YOUR TASK:
All the records that follow need to be reproduced exactly. Omit the images.
━━━ DATA IN THIS EXERCISE
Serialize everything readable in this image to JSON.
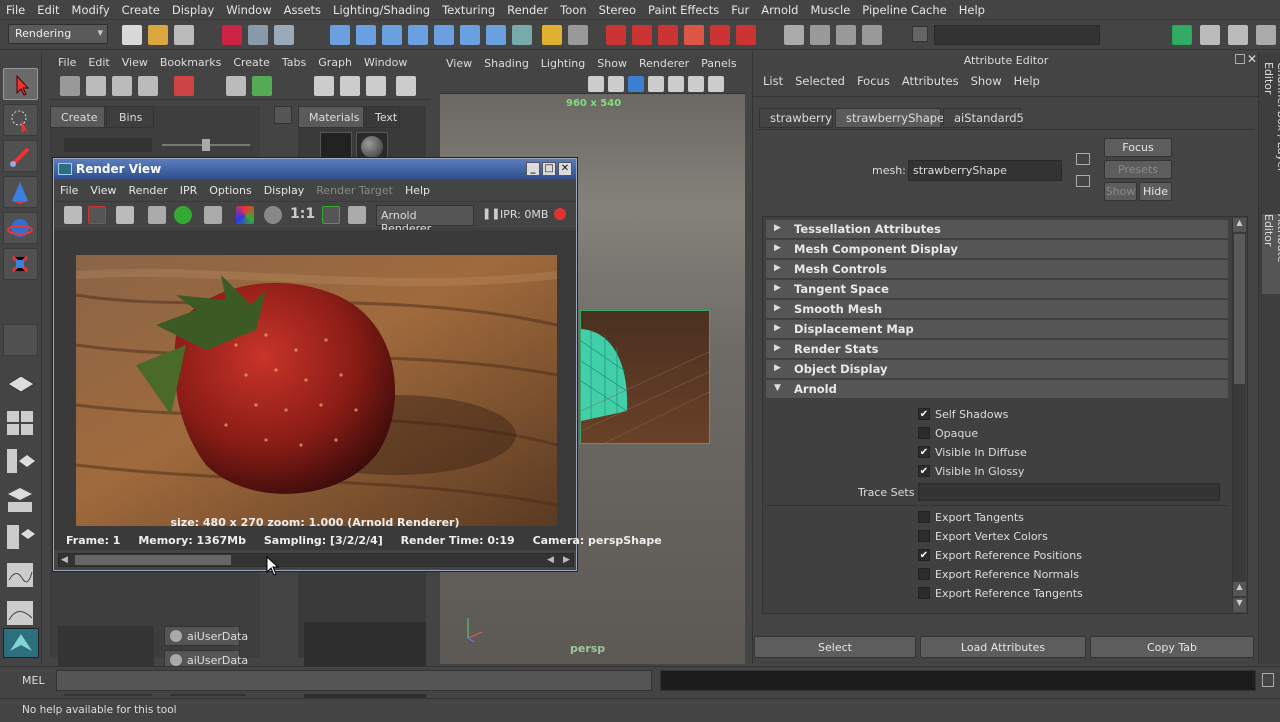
{
  "menubar": [
    "File",
    "Edit",
    "Modify",
    "Create",
    "Display",
    "Window",
    "Assets",
    "Lighting/Shading",
    "Texturing",
    "Render",
    "Toon",
    "Stereo",
    "Paint Effects",
    "Fur",
    "Arnold",
    "Muscle",
    "Pipeline Cache",
    "Help"
  ],
  "mode_menu": "Rendering",
  "outliner": {
    "menu": [
      "File",
      "Edit",
      "View",
      "Bookmarks",
      "Create",
      "Tabs",
      "Graph",
      "Window"
    ],
    "tabs": {
      "create": "Create",
      "bins": "Bins",
      "materials": "Materials",
      "text": "Text"
    },
    "items": [
      "aiUserData",
      "aiUserData"
    ]
  },
  "viewport": {
    "menu": [
      "View",
      "Shading",
      "Lighting",
      "Show",
      "Renderer",
      "Panels"
    ],
    "resolution": "960 x 540",
    "camera_label": "persp"
  },
  "render_view": {
    "title": "Render View",
    "menu": [
      "File",
      "View",
      "Render",
      "IPR",
      "Options",
      "Display",
      "Render Target",
      "Help"
    ],
    "renderer_dropdown": "Arnold Renderer",
    "ipr_label": "IPR: 0MB",
    "ratio_label": "1:1",
    "info": "size: 480 x 270 zoom: 1.000     (Arnold Renderer)",
    "status": {
      "frame": "Frame: 1",
      "memory": "Memory: 1367Mb",
      "sampling": "Sampling: [3/2/2/4]",
      "render_time": "Render Time: 0:19",
      "camera": "Camera: perspShape"
    }
  },
  "attribute_editor": {
    "title": "Attribute Editor",
    "menu": [
      "List",
      "Selected",
      "Focus",
      "Attributes",
      "Show",
      "Help"
    ],
    "tabs": [
      "strawberry",
      "strawberryShape",
      "aiStandard5"
    ],
    "mesh_label": "mesh:",
    "mesh_value": "strawberryShape",
    "focus_button": "Focus",
    "presets_button": "Presets",
    "show_button": "Show",
    "hide_button": "Hide",
    "sections": [
      "Tessellation Attributes",
      "Mesh Component Display",
      "Mesh Controls",
      "Tangent Space",
      "Smooth Mesh",
      "Displacement Map",
      "Render Stats",
      "Object Display",
      "Arnold"
    ],
    "arnold_flags": [
      {
        "label": "Self Shadows",
        "checked": true
      },
      {
        "label": "Opaque",
        "checked": false
      },
      {
        "label": "Visible In Diffuse",
        "checked": true
      },
      {
        "label": "Visible In Glossy",
        "checked": true
      }
    ],
    "trace_sets_label": "Trace Sets",
    "export_flags": [
      {
        "label": "Export Tangents",
        "checked": false
      },
      {
        "label": "Export Vertex Colors",
        "checked": false
      },
      {
        "label": "Export Reference Positions",
        "checked": true
      },
      {
        "label": "Export Reference Normals",
        "checked": false
      },
      {
        "label": "Export Reference Tangents",
        "checked": false
      }
    ],
    "bottom_buttons": {
      "select": "Select",
      "load": "Load Attributes",
      "copy": "Copy Tab"
    }
  },
  "side_tabs": {
    "channel_box": "Channel Box / Layer Editor",
    "attribute_editor": "Attribute Editor"
  },
  "command_line": {
    "label": "MEL"
  },
  "help_line": "No help available for this tool",
  "colors": {
    "accent": "#5b7dbf",
    "checkbox": "#2c2c2c",
    "section": "#555555",
    "wire": "#3fe0b8"
  }
}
━━━━━━
RIGHT ANSWER:
Serialize everything readable in this image to JSON.
{
  "menubar": [
    "File",
    "Edit",
    "Modify",
    "Create",
    "Display",
    "Window",
    "Assets",
    "Lighting/Shading",
    "Texturing",
    "Render",
    "Toon",
    "Stereo",
    "Paint Effects",
    "Fur",
    "Arnold",
    "Muscle",
    "Pipeline Cache",
    "Help"
  ],
  "mode_menu": "Rendering",
  "outliner": {
    "menu": [
      "File",
      "Edit",
      "View",
      "Bookmarks",
      "Create",
      "Tabs",
      "Graph",
      "Window"
    ],
    "tabs": {
      "create": "Create",
      "bins": "Bins",
      "materials": "Materials",
      "text": "Text"
    },
    "items": [
      "aiUserData",
      "aiUserData"
    ]
  },
  "viewport": {
    "menu": [
      "View",
      "Shading",
      "Lighting",
      "Show",
      "Renderer",
      "Panels"
    ],
    "resolution": "960 x 540",
    "camera_label": "persp"
  },
  "render_view": {
    "title": "Render View",
    "menu": [
      "File",
      "View",
      "Render",
      "IPR",
      "Options",
      "Display",
      "Render Target",
      "Help"
    ],
    "renderer_dropdown": "Arnold Renderer",
    "ipr_label": "IPR: 0MB",
    "ratio_label": "1:1",
    "info": "size: 480 x 270 zoom: 1.000     (Arnold Renderer)",
    "status": {
      "frame": "Frame: 1",
      "memory": "Memory: 1367Mb",
      "sampling": "Sampling: [3/2/2/4]",
      "render_time": "Render Time: 0:19",
      "camera": "Camera: perspShape"
    }
  },
  "attribute_editor": {
    "title": "Attribute Editor",
    "menu": [
      "List",
      "Selected",
      "Focus",
      "Attributes",
      "Show",
      "Help"
    ],
    "tabs": [
      "strawberry",
      "strawberryShape",
      "aiStandard5"
    ],
    "mesh_label": "mesh:",
    "mesh_value": "strawberryShape",
    "focus_button": "Focus",
    "presets_button": "Presets",
    "show_button": "Show",
    "hide_button": "Hide",
    "sections": [
      "Tessellation Attributes",
      "Mesh Component Display",
      "Mesh Controls",
      "Tangent Space",
      "Smooth Mesh",
      "Displacement Map",
      "Render Stats",
      "Object Display",
      "Arnold"
    ],
    "arnold_flags": [
      {
        "label": "Self Shadows",
        "checked": true
      },
      {
        "label": "Opaque",
        "checked": false
      },
      {
        "label": "Visible In Diffuse",
        "checked": true
      },
      {
        "label": "Visible In Glossy",
        "checked": true
      }
    ],
    "trace_sets_label": "Trace Sets",
    "export_flags": [
      {
        "label": "Export Tangents",
        "checked": false
      },
      {
        "label": "Export Vertex Colors",
        "checked": false
      },
      {
        "label": "Export Reference Positions",
        "checked": true
      },
      {
        "label": "Export Reference Normals",
        "checked": false
      },
      {
        "label": "Export Reference Tangents",
        "checked": false
      }
    ],
    "bottom_buttons": {
      "select": "Select",
      "load": "Load Attributes",
      "copy": "Copy Tab"
    }
  },
  "side_tabs": {
    "channel_box": "Channel Box / Layer Editor",
    "attribute_editor": "Attribute Editor"
  },
  "command_line": {
    "label": "MEL"
  },
  "help_line": "No help available for this tool",
  "colors": {
    "accent": "#5b7dbf",
    "checkbox": "#2c2c2c",
    "section": "#555555",
    "wire": "#3fe0b8"
  }
}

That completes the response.